_TASK MATERIAL_:
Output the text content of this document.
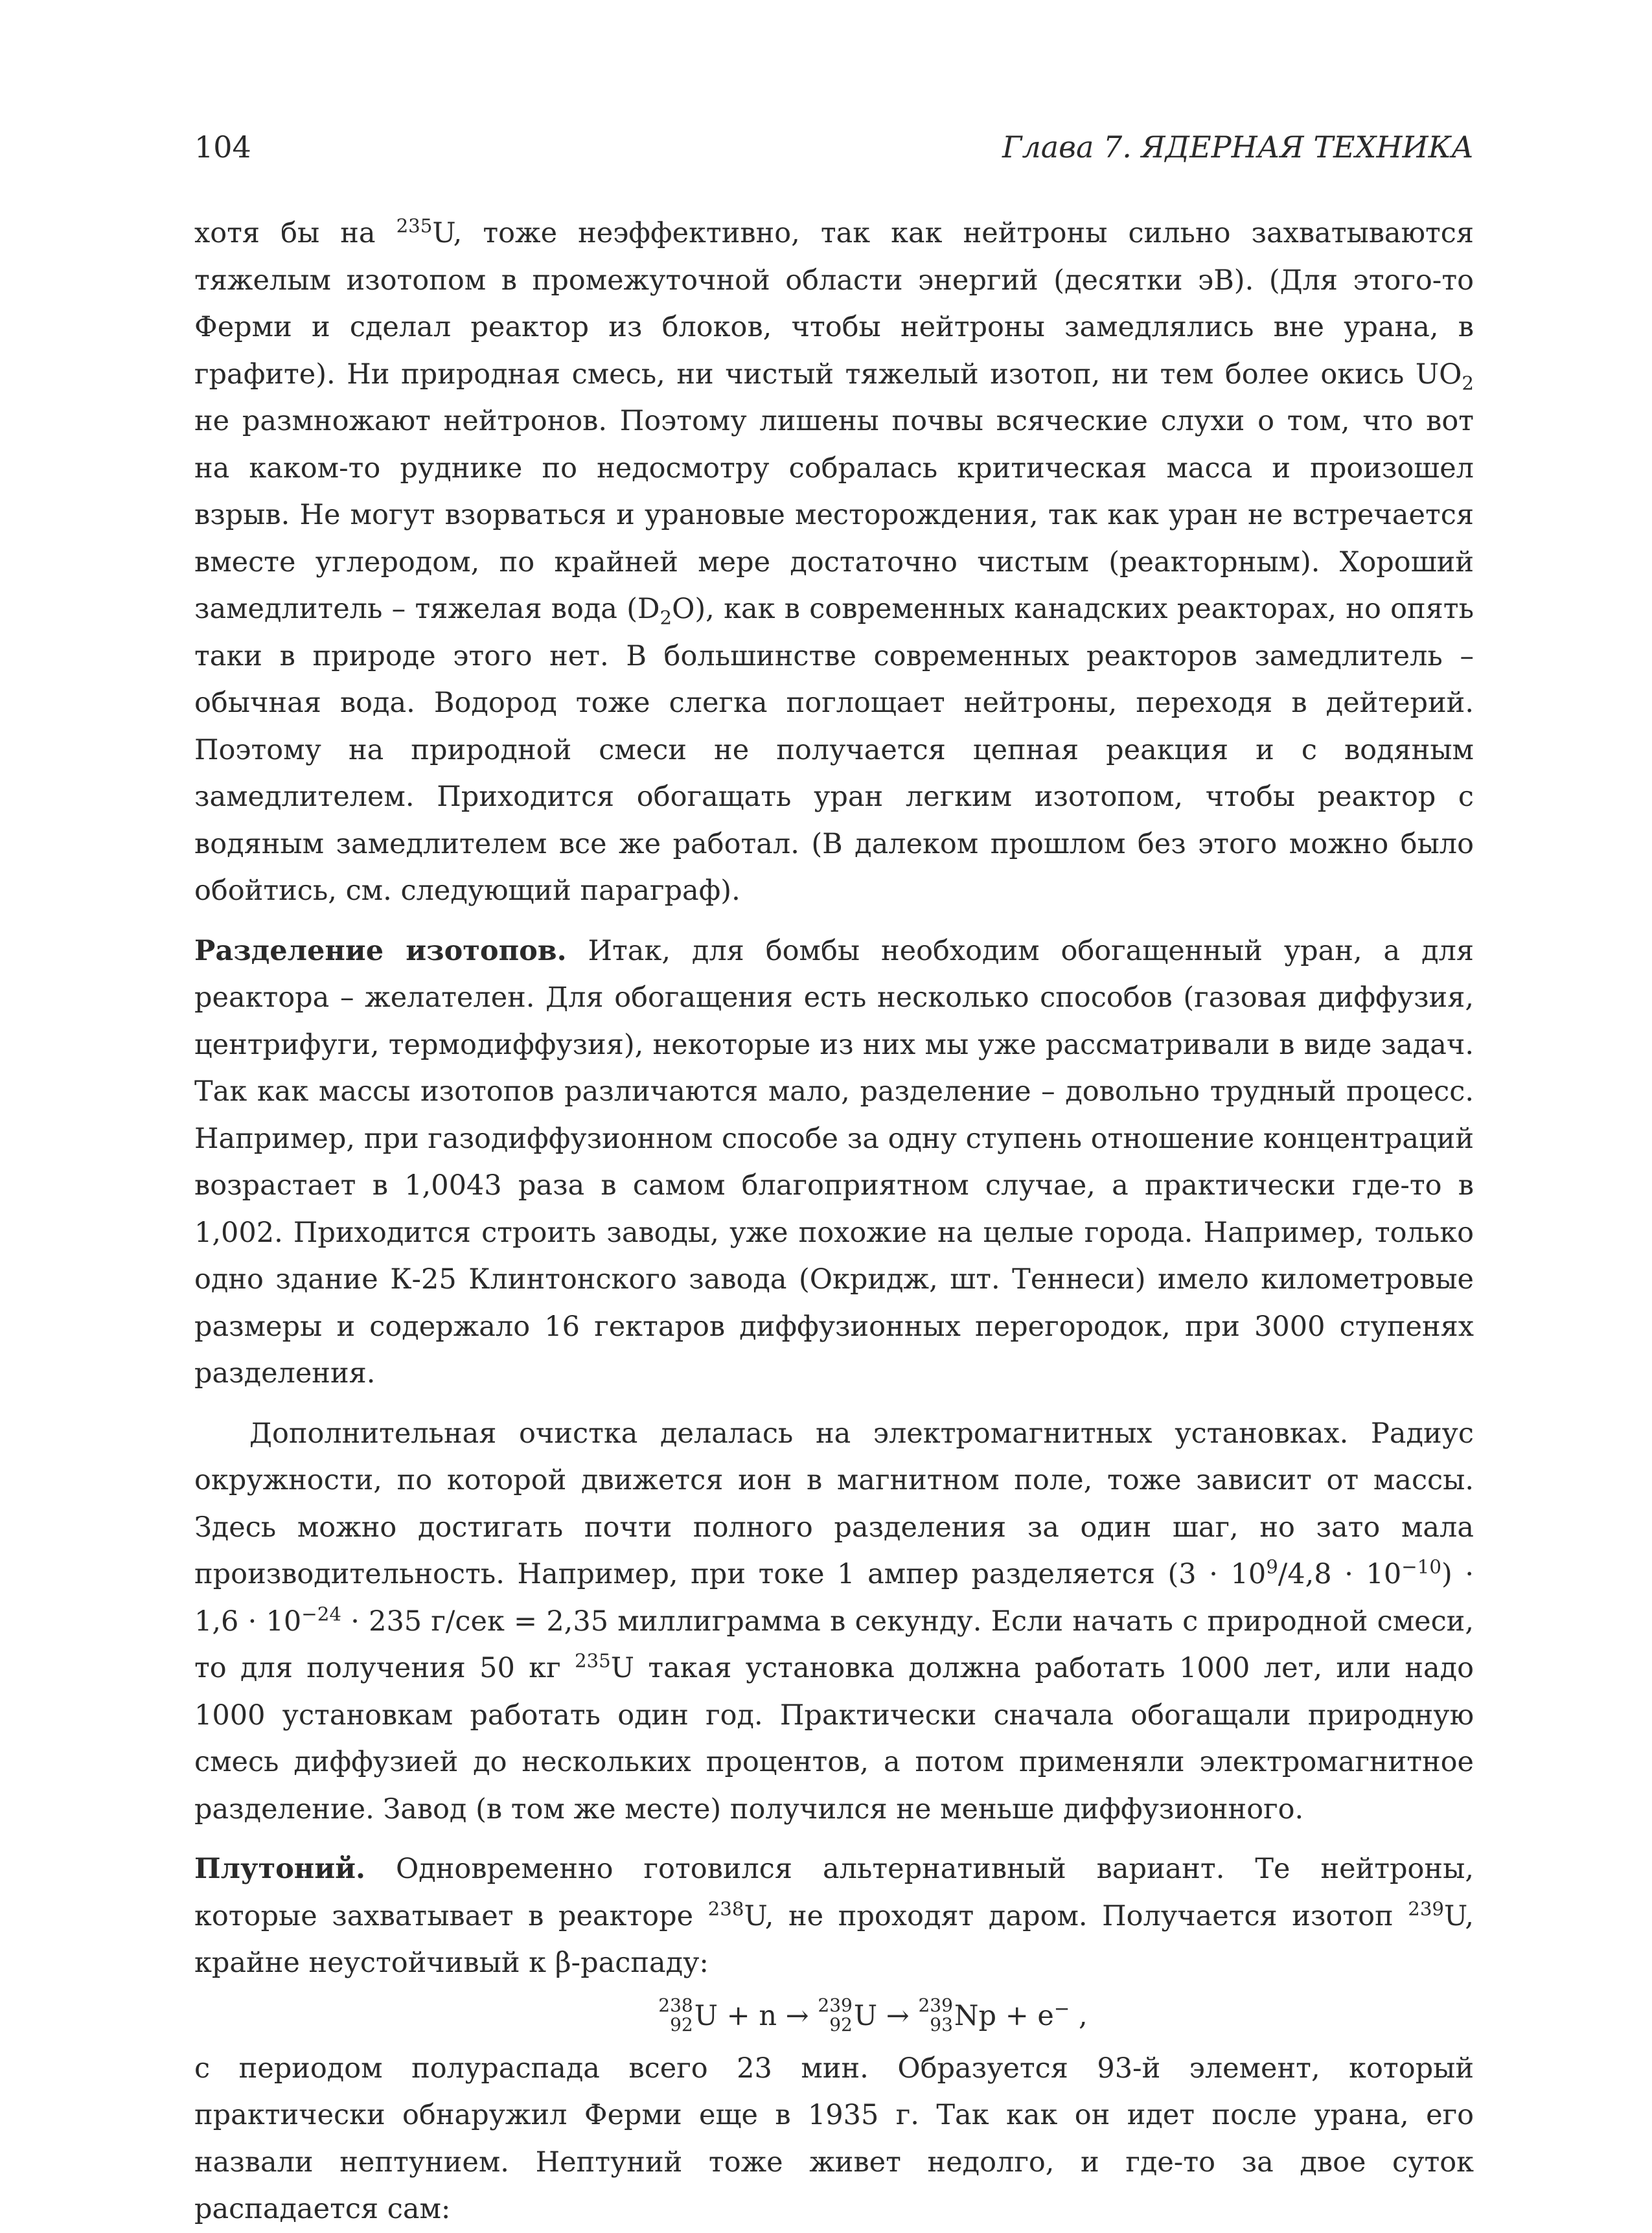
104	Глава 7. ЯДЕРНАЯ ТЕХНИКА

хотя бы на $^{235}$U, тоже неэффективно, так как нейтроны сильно захватываются тяжелым изотопом в промежуточной области энергий (десятки эВ). (Для этого-то Ферми и сделал реактор из блоков, чтобы нейтроны замедлялись вне урана, в графите). Ни природная смесь, ни чистый тяжелый изотоп, ни тем более окись $UO_2$ не размножают нейтронов. Поэтому лишены почвы всяческие слухи о том, что вот на каком-то руднике по недосмотру собралась критическая масса и произошел взрыв. Не могут взорваться и урановые месторождения, так как уран не встречается вместе углеродом, по крайней мере достаточно чистым (реакторным). Хороший замедлитель – тяжелая вода $(D_2O)$, как в современных канадских реакторах, но опять таки в природе этого нет. В большинстве современных реакторов замедлитель – обычная вода. Водород тоже слегка поглощает нейтроны, переходя в дейтерий. Поэтому на природной смеси не получается цепная реакция и с водяным замедлителем. Приходится обогащать уран легким изотопом, чтобы реактор с водяным замедлителем все же работал. (В далеком прошлом без этого можно было обойтись, см. следующий параграф).

Разделение изотопов. Итак, для бомбы необходим обогащенный уран, а для реактора – желателен. Для обогащения есть несколько способов (газовая диффузия, центрифуги, термодиффузия), некоторые из них мы уже рассматривали в виде задач. Так как массы изотопов различаются мало, разделение – довольно трудный процесс. Например, при газодиффузионном способе за одну ступень отношение концентраций возрастает в 1,0043 раза в самом благоприятном случае, а практически где-то в 1,002. Приходится строить заводы, уже похожие на целые города. Например, только одно здание К-25 Клинтонского завода (Окридж, шт. Теннеси) имело километровые размеры и содержало 16 гектаров диффузионных перегородок, при 3000 ступенях разделения.

Дополнительная очистка делалась на электромагнитных установках. Радиус окружности, по которой движется ион в магнитном поле, тоже зависит от массы. Здесь можно достигать почти полного разделения за один шаг, но зато мала производительность. Например, при токе 1 ампер разделяется $(3 \cdot 10^9/4,8 \cdot 10^{-10}) \cdot 1,6 \cdot 10^{-24} \cdot 235$ г/сек = 2,35 миллиграмма в секунду. Если начать с природной смеси, то для получения 50 кг $^{235}$U такая установка должна работать 1000 лет, или надо 1000 установкам работать один год. Практически сначала обогащали природную смесь диффузией до нескольких процентов, а потом применяли электромагнитное разделение. Завод (в том же месте) получился не меньше диффузионного.

Плутоний. Одновременно готовился альтернативный вариант. Те нейтроны, которые захватывает в реакторе $^{238}$U, не проходят даром. Получается изотоп $^{239}$U, крайне неустойчивый к β-распаду:

238
92 U + n → 239
92 U → 239
93 Np + e− ,

с периодом полураспада всего 23 мин. Образуется 93-й элемент, который практически обнаружил Ферми еще в 1935 г. Так как он идет после урана, его назвали нептунием. Нептуний тоже живет недолго, и где-то за двое суток распадается сам:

_WHAT IS EXPECTED_:
Find all lines holding the string "нейтроны" and copy them.

_EXERCISE ANSWER_:
хотя бы на $^{235}$U, тоже неэффективно, так как нейтроны сильно захватываются тяжелым изотопом в промежуточной области энергий (десятки эВ). (Для этого-то Ферми и сделал реактор из блоков, чтобы нейтроны замедлялись вне урана, в графите). Ни природная смесь, ни чистый тяжелый изотоп, ни тем более окись $UO_2$ не размножают нейтронов. Поэтому лишены почвы всяческие слухи о том, что вот на каком-то руднике по недосмотру собралась критическая масса и произошел взрыв. Не могут взорваться и урановые месторождения, так как уран не встречается вместе углеродом, по крайней мере достаточно чистым (реакторным). Хороший замедлитель – тяжелая вода $(D_2O)$, как в современных канадских реакторах, но опять таки в природе этого нет. В большинстве современных реакторов замедлитель – обычная вода. Водород тоже слегка поглощает нейтроны, переходя в дейтерий. Поэтому на природной смеси не получается цепная реакция и с водяным замедлителем. Приходится обогащать уран легким изотопом, чтобы реактор с водяным замедлителем все же работал. (В далеком прошлом без этого можно было обойтись, см. следующий параграф).
Плутоний. Одновременно готовился альтернативный вариант. Те нейтроны, которые захватывает в реакторе $^{238}$U, не проходят даром. Получается изотоп $^{239}$U, крайне неустойчивый к β-распаду:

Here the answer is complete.